Directive. Take the entries below and reproduce them word for word.

↓

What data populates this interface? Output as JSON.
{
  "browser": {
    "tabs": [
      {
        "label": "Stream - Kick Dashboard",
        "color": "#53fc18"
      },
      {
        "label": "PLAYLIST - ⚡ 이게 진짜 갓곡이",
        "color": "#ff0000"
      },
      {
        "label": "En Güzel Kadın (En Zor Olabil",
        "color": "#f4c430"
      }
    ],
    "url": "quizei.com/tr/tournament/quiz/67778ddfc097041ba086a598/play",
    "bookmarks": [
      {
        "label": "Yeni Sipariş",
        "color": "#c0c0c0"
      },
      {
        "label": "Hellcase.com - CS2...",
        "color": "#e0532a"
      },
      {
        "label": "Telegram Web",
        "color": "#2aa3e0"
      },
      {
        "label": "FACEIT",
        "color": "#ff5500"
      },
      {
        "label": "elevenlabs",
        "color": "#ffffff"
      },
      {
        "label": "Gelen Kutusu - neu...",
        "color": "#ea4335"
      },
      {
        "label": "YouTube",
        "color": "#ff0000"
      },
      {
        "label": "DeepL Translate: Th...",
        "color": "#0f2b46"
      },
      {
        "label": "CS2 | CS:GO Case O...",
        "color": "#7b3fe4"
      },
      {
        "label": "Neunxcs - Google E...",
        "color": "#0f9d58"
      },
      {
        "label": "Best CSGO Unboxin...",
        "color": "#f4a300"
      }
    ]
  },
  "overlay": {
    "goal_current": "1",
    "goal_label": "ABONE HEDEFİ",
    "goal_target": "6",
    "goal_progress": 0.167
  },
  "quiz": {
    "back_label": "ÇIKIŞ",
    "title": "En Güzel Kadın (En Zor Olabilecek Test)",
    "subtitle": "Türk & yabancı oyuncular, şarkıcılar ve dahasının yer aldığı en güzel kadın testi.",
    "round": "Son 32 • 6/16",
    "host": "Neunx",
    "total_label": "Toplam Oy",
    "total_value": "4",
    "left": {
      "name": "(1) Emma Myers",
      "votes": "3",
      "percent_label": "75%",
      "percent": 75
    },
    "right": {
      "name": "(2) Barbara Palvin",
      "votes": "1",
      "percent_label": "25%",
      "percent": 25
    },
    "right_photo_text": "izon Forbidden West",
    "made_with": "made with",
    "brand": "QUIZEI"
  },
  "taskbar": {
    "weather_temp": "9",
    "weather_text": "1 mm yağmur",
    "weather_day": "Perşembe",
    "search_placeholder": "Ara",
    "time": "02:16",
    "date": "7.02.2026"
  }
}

↑

Reply to the exercise.
What data populates this interface? Output as JSON.
{
  "browser": {
    "tabs": [
      {
        "label": "Stream - Kick Dashboard",
        "color": "#53fc18"
      },
      {
        "label": "PLAYLIST - ⚡ 이게 진짜 갓곡이",
        "color": "#ff0000"
      },
      {
        "label": "En Güzel Kadın (En Zor Olabil",
        "color": "#f4c430"
      }
    ],
    "url": "quizei.com/tr/tournament/quiz/67778ddfc097041ba086a598/play",
    "bookmarks": [
      {
        "label": "Yeni Sipariş",
        "color": "#c0c0c0"
      },
      {
        "label": "Hellcase.com - CS2...",
        "color": "#e0532a"
      },
      {
        "label": "Telegram Web",
        "color": "#2aa3e0"
      },
      {
        "label": "FACEIT",
        "color": "#ff5500"
      },
      {
        "label": "elevenlabs",
        "color": "#ffffff"
      },
      {
        "label": "Gelen Kutusu - neu...",
        "color": "#ea4335"
      },
      {
        "label": "YouTube",
        "color": "#ff0000"
      },
      {
        "label": "DeepL Translate: Th...",
        "color": "#0f2b46"
      },
      {
        "label": "CS2 | CS:GO Case O...",
        "color": "#7b3fe4"
      },
      {
        "label": "Neunxcs - Google E...",
        "color": "#0f9d58"
      },
      {
        "label": "Best CSGO Unboxin...",
        "color": "#f4a300"
      }
    ]
  },
  "overlay": {
    "goal_current": "1",
    "goal_label": "ABONE HEDEFİ",
    "goal_target": "6",
    "goal_progress": 0.167
  },
  "quiz": {
    "back_label": "ÇIKIŞ",
    "title": "En Güzel Kadın (En Zor Olabilecek Test)",
    "subtitle": "Türk & yabancı oyuncular, şarkıcılar ve dahasının yer aldığı en güzel kadın testi.",
    "round": "Son 32 • 6/16",
    "host": "Neunx",
    "total_label": "Toplam Oy",
    "total_value": "4",
    "left": {
      "name": "(1) Emma Myers",
      "votes": "3",
      "percent_label": "75%",
      "percent": 75
    },
    "right": {
      "name": "(2) Barbara Palvin",
      "votes": "1",
      "percent_label": "25%",
      "percent": 25
    },
    "right_photo_text": "izon Forbidden West",
    "made_with": "made with",
    "brand": "QUIZEI"
  },
  "taskbar": {
    "weather_temp": "9",
    "weather_text": "1 mm yağmur",
    "weather_day": "Perşembe",
    "search_placeholder": "Ara",
    "time": "02:16",
    "date": "7.02.2026"
  }
}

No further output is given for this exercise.